# [Task brief]
Each entry must be given again exactly; images do not belong in the copy.

# [Data listing]
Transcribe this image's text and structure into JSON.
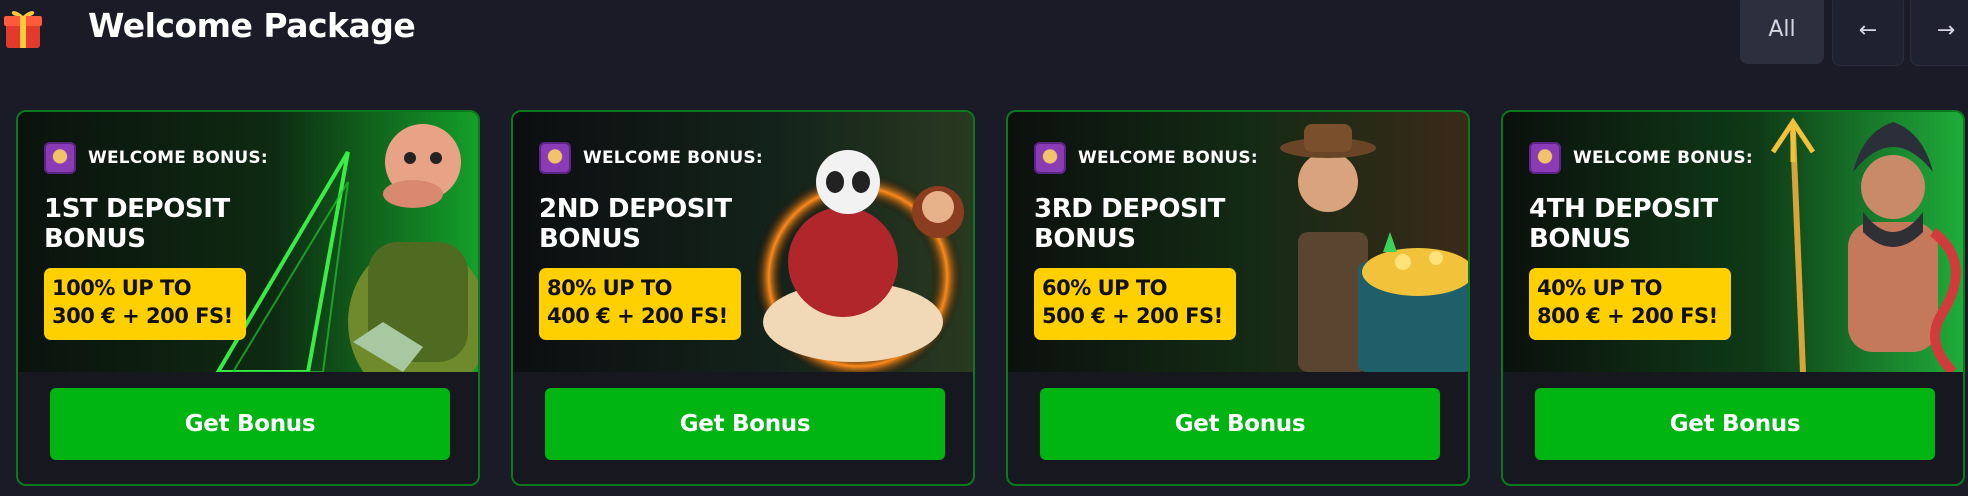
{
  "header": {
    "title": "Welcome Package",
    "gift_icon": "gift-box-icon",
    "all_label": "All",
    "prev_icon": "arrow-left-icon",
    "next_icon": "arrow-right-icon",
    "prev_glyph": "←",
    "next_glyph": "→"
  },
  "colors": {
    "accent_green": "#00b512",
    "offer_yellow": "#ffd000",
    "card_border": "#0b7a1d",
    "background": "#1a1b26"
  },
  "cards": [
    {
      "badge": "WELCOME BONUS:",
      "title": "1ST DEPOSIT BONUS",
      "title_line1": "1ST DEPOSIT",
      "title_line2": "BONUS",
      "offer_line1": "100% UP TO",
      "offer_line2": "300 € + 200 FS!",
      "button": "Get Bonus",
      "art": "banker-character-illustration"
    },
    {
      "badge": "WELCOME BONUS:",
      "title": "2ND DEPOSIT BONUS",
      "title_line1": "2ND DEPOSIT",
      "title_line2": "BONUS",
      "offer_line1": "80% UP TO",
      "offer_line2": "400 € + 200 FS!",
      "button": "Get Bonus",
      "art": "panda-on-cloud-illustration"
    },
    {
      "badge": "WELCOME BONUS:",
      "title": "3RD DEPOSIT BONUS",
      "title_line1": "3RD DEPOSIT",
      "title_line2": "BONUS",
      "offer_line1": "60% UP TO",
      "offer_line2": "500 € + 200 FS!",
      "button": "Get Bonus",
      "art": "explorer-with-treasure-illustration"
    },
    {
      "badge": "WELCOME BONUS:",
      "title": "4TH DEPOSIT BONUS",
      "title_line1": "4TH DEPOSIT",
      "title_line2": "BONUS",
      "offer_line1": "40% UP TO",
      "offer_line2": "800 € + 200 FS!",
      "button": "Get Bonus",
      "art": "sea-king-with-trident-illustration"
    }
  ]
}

# [Problem solution]
Transcribe this image's text and structure into JSON.
{
  "header": {
    "title": "Welcome Package",
    "gift_icon": "gift-box-icon",
    "all_label": "All",
    "prev_icon": "arrow-left-icon",
    "next_icon": "arrow-right-icon",
    "prev_glyph": "←",
    "next_glyph": "→"
  },
  "colors": {
    "accent_green": "#00b512",
    "offer_yellow": "#ffd000",
    "card_border": "#0b7a1d",
    "background": "#1a1b26"
  },
  "cards": [
    {
      "badge": "WELCOME BONUS:",
      "title": "1ST DEPOSIT BONUS",
      "title_line1": "1ST DEPOSIT",
      "title_line2": "BONUS",
      "offer_line1": "100% UP TO",
      "offer_line2": "300 € + 200 FS!",
      "button": "Get Bonus",
      "art": "banker-character-illustration"
    },
    {
      "badge": "WELCOME BONUS:",
      "title": "2ND DEPOSIT BONUS",
      "title_line1": "2ND DEPOSIT",
      "title_line2": "BONUS",
      "offer_line1": "80% UP TO",
      "offer_line2": "400 € + 200 FS!",
      "button": "Get Bonus",
      "art": "panda-on-cloud-illustration"
    },
    {
      "badge": "WELCOME BONUS:",
      "title": "3RD DEPOSIT BONUS",
      "title_line1": "3RD DEPOSIT",
      "title_line2": "BONUS",
      "offer_line1": "60% UP TO",
      "offer_line2": "500 € + 200 FS!",
      "button": "Get Bonus",
      "art": "explorer-with-treasure-illustration"
    },
    {
      "badge": "WELCOME BONUS:",
      "title": "4TH DEPOSIT BONUS",
      "title_line1": "4TH DEPOSIT",
      "title_line2": "BONUS",
      "offer_line1": "40% UP TO",
      "offer_line2": "800 € + 200 FS!",
      "button": "Get Bonus",
      "art": "sea-king-with-trident-illustration"
    }
  ]
}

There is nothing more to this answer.